* DIRECTIONS
Output the full material exactly as it appears here.

Start of RECORDS PROVIDED

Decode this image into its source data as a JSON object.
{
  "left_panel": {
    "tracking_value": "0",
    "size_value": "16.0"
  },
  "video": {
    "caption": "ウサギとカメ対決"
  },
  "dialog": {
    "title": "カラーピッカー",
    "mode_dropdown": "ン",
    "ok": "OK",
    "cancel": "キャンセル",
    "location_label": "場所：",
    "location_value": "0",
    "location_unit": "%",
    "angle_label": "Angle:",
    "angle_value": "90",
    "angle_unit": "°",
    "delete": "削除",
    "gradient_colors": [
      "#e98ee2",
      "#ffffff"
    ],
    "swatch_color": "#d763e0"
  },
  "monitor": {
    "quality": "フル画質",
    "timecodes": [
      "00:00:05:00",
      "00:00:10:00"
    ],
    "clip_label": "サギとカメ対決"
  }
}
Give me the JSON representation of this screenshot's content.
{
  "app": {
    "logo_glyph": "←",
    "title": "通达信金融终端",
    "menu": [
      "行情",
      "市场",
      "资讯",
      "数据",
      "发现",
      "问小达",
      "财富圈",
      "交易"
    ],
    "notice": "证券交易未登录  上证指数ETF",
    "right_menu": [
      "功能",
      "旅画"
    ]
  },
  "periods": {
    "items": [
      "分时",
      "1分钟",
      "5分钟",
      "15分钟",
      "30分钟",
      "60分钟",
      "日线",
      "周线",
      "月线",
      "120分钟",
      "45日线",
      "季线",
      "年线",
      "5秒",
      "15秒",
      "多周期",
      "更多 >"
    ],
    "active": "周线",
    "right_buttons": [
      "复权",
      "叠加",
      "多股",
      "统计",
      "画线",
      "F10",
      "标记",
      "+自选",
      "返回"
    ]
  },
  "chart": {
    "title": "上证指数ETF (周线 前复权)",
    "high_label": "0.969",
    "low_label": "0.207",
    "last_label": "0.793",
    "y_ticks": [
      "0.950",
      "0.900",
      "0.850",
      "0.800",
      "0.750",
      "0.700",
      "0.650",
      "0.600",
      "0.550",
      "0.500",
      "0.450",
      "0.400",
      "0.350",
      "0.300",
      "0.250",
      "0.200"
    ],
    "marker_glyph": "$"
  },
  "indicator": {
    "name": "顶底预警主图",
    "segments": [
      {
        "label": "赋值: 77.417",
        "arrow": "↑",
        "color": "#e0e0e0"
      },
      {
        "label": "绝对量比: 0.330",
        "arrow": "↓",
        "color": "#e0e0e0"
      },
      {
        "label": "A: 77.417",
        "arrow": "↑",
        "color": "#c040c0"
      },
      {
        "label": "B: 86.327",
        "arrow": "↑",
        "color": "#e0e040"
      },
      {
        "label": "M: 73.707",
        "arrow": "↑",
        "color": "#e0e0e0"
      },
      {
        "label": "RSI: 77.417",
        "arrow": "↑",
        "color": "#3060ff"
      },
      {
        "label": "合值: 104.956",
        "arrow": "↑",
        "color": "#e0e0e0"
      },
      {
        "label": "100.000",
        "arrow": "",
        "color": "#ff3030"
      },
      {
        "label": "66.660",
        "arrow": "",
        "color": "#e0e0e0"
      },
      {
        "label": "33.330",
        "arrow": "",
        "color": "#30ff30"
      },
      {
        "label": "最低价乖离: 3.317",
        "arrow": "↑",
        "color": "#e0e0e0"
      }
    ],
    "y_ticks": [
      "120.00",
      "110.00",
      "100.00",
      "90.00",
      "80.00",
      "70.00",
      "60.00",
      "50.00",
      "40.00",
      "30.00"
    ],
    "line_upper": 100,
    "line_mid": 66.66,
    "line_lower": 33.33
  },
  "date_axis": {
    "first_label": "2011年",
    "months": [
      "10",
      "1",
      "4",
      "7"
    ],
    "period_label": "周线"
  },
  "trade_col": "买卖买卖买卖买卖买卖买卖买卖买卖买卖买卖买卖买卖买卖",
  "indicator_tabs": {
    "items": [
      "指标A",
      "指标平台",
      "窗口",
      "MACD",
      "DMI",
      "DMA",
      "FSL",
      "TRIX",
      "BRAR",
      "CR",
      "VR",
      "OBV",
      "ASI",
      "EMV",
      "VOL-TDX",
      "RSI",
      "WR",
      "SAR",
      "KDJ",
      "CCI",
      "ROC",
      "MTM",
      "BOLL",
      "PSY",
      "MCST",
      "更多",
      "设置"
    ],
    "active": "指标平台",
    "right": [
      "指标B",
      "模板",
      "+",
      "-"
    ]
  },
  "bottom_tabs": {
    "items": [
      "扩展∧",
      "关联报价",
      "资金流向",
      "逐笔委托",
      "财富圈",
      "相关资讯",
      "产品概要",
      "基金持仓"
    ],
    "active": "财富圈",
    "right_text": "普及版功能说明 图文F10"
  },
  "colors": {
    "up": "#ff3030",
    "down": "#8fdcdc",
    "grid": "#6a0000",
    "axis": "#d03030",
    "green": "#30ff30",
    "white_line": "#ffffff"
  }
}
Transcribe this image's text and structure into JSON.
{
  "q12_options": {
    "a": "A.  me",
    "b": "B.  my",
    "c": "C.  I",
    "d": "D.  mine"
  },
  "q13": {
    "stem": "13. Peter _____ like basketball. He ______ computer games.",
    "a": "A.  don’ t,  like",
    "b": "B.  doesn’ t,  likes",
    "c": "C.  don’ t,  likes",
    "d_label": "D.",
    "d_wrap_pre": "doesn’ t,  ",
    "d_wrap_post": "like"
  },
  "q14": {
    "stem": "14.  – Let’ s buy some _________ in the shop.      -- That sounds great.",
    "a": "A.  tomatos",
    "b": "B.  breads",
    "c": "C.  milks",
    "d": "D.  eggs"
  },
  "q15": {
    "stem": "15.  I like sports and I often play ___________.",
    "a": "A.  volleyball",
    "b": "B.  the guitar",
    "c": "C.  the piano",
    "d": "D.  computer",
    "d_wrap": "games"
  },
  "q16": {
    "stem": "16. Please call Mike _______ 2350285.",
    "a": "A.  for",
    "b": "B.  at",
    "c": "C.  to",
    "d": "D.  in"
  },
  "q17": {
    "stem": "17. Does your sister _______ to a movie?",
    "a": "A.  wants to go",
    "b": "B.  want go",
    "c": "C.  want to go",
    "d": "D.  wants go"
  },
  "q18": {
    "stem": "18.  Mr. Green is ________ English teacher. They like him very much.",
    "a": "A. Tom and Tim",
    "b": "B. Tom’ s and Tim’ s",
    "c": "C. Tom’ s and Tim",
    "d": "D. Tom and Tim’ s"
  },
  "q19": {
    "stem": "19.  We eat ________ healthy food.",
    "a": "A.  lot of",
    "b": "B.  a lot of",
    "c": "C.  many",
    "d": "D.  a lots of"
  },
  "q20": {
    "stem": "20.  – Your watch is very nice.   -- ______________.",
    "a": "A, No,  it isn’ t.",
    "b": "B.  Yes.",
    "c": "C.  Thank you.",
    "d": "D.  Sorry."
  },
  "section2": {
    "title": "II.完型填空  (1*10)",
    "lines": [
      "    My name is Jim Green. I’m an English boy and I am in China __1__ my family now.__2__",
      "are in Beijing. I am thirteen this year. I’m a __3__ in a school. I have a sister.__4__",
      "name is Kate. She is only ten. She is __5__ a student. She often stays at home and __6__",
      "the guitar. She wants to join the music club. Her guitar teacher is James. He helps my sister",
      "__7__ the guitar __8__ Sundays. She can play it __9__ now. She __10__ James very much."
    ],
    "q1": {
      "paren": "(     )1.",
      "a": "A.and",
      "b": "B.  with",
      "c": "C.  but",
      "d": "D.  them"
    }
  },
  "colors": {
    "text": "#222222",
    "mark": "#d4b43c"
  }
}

End of RECORDS PROVIDED

* FINISHED TASK
Decode this image into its source data as a JSON object.
{
  "left_panel": {
    "tracking_value": "0",
    "size_value": "16.0"
  },
  "video": {
    "caption": "ウサギとカメ対決"
  },
  "dialog": {
    "title": "カラーピッカー",
    "mode_dropdown": "ン",
    "ok": "OK",
    "cancel": "キャンセル",
    "location_label": "場所：",
    "location_value": "0",
    "location_unit": "%",
    "angle_label": "Angle:",
    "angle_value": "90",
    "angle_unit": "°",
    "delete": "削除",
    "gradient_colors": [
      "#e98ee2",
      "#ffffff"
    ],
    "swatch_color": "#d763e0"
  },
  "monitor": {
    "quality": "フル画質",
    "timecodes": [
      "00:00:05:00",
      "00:00:10:00"
    ],
    "clip_label": "サギとカメ対決"
  }
}
Give me the JSON representation of this screenshot's content.
{
  "app": {
    "logo_glyph": "←",
    "title": "通达信金融终端",
    "menu": [
      "行情",
      "市场",
      "资讯",
      "数据",
      "发现",
      "问小达",
      "财富圈",
      "交易"
    ],
    "notice": "证券交易未登录  上证指数ETF",
    "right_menu": [
      "功能",
      "旅画"
    ]
  },
  "periods": {
    "items": [
      "分时",
      "1分钟",
      "5分钟",
      "15分钟",
      "30分钟",
      "60分钟",
      "日线",
      "周线",
      "月线",
      "120分钟",
      "45日线",
      "季线",
      "年线",
      "5秒",
      "15秒",
      "多周期",
      "更多 >"
    ],
    "active": "周线",
    "right_buttons": [
      "复权",
      "叠加",
      "多股",
      "统计",
      "画线",
      "F10",
      "标记",
      "+自选",
      "返回"
    ]
  },
  "chart": {
    "title": "上证指数ETF (周线 前复权)",
    "high_label": "0.969",
    "low_label": "0.207",
    "last_label": "0.793",
    "y_ticks": [
      "0.950",
      "0.900",
      "0.850",
      "0.800",
      "0.750",
      "0.700",
      "0.650",
      "0.600",
      "0.550",
      "0.500",
      "0.450",
      "0.400",
      "0.350",
      "0.300",
      "0.250",
      "0.200"
    ],
    "marker_glyph": "$"
  },
  "indicator": {
    "name": "顶底预警主图",
    "segments": [
      {
        "label": "赋值: 77.417",
        "arrow": "↑",
        "color": "#e0e0e0"
      },
      {
        "label": "绝对量比: 0.330",
        "arrow": "↓",
        "color": "#e0e0e0"
      },
      {
        "label": "A: 77.417",
        "arrow": "↑",
        "color": "#c040c0"
      },
      {
        "label": "B: 86.327",
        "arrow": "↑",
        "color": "#e0e040"
      },
      {
        "label": "M: 73.707",
        "arrow": "↑",
        "color": "#e0e0e0"
      },
      {
        "label": "RSI: 77.417",
        "arrow": "↑",
        "color": "#3060ff"
      },
      {
        "label": "合值: 104.956",
        "arrow": "↑",
        "color": "#e0e0e0"
      },
      {
        "label": "100.000",
        "arrow": "",
        "color": "#ff3030"
      },
      {
        "label": "66.660",
        "arrow": "",
        "color": "#e0e0e0"
      },
      {
        "label": "33.330",
        "arrow": "",
        "color": "#30ff30"
      },
      {
        "label": "最低价乖离: 3.317",
        "arrow": "↑",
        "color": "#e0e0e0"
      }
    ],
    "y_ticks": [
      "120.00",
      "110.00",
      "100.00",
      "90.00",
      "80.00",
      "70.00",
      "60.00",
      "50.00",
      "40.00",
      "30.00"
    ],
    "line_upper": 100,
    "line_mid": 66.66,
    "line_lower": 33.33
  },
  "date_axis": {
    "first_label": "2011年",
    "months": [
      "10",
      "1",
      "4",
      "7"
    ],
    "period_label": "周线"
  },
  "trade_col": "买卖买卖买卖买卖买卖买卖买卖买卖买卖买卖买卖买卖买卖",
  "indicator_tabs": {
    "items": [
      "指标A",
      "指标平台",
      "窗口",
      "MACD",
      "DMI",
      "DMA",
      "FSL",
      "TRIX",
      "BRAR",
      "CR",
      "VR",
      "OBV",
      "ASI",
      "EMV",
      "VOL-TDX",
      "RSI",
      "WR",
      "SAR",
      "KDJ",
      "CCI",
      "ROC",
      "MTM",
      "BOLL",
      "PSY",
      "MCST",
      "更多",
      "设置"
    ],
    "active": "指标平台",
    "right": [
      "指标B",
      "模板",
      "+",
      "-"
    ]
  },
  "bottom_tabs": {
    "items": [
      "扩展∧",
      "关联报价",
      "资金流向",
      "逐笔委托",
      "财富圈",
      "相关资讯",
      "产品概要",
      "基金持仓"
    ],
    "active": "财富圈",
    "right_text": "普及版功能说明 图文F10"
  },
  "colors": {
    "up": "#ff3030",
    "down": "#8fdcdc",
    "grid": "#6a0000",
    "axis": "#d03030",
    "green": "#30ff30",
    "white_line": "#ffffff"
  }
}
Transcribe this image's text and structure into JSON.
{
  "q12_options": {
    "a": "A.  me",
    "b": "B.  my",
    "c": "C.  I",
    "d": "D.  mine"
  },
  "q13": {
    "stem": "13. Peter _____ like basketball. He ______ computer games.",
    "a": "A.  don’ t,  like",
    "b": "B.  doesn’ t,  likes",
    "c": "C.  don’ t,  likes",
    "d_label": "D.",
    "d_wrap_pre": "doesn’ t,  ",
    "d_wrap_post": "like"
  },
  "q14": {
    "stem": "14.  – Let’ s buy some _________ in the shop.      -- That sounds great.",
    "a": "A.  tomatos",
    "b": "B.  breads",
    "c": "C.  milks",
    "d": "D.  eggs"
  },
  "q15": {
    "stem": "15.  I like sports and I often play ___________.",
    "a": "A.  volleyball",
    "b": "B.  the guitar",
    "c": "C.  the piano",
    "d": "D.  computer",
    "d_wrap": "games"
  },
  "q16": {
    "stem": "16. Please call Mike _______ 2350285.",
    "a": "A.  for",
    "b": "B.  at",
    "c": "C.  to",
    "d": "D.  in"
  },
  "q17": {
    "stem": "17. Does your sister _______ to a movie?",
    "a": "A.  wants to go",
    "b": "B.  want go",
    "c": "C.  want to go",
    "d": "D.  wants go"
  },
  "q18": {
    "stem": "18.  Mr. Green is ________ English teacher. They like him very much.",
    "a": "A. Tom and Tim",
    "b": "B. Tom’ s and Tim’ s",
    "c": "C. Tom’ s and Tim",
    "d": "D. Tom and Tim’ s"
  },
  "q19": {
    "stem": "19.  We eat ________ healthy food.",
    "a": "A.  lot of",
    "b": "B.  a lot of",
    "c": "C.  many",
    "d": "D.  a lots of"
  },
  "q20": {
    "stem": "20.  – Your watch is very nice.   -- ______________.",
    "a": "A, No,  it isn’ t.",
    "b": "B.  Yes.",
    "c": "C.  Thank you.",
    "d": "D.  Sorry."
  },
  "section2": {
    "title": "II.完型填空  (1*10)",
    "lines": [
      "    My name is Jim Green. I’m an English boy and I am in China __1__ my family now.__2__",
      "are in Beijing. I am thirteen this year. I’m a __3__ in a school. I have a sister.__4__",
      "name is Kate. She is only ten. She is __5__ a student. She often stays at home and __6__",
      "the guitar. She wants to join the music club. Her guitar teacher is James. He helps my sister",
      "__7__ the guitar __8__ Sundays. She can play it __9__ now. She __10__ James very much."
    ],
    "q1": {
      "paren": "(     )1.",
      "a": "A.and",
      "b": "B.  with",
      "c": "C.  but",
      "d": "D.  them"
    }
  },
  "colors": {
    "text": "#222222",
    "mark": "#d4b43c"
  }
}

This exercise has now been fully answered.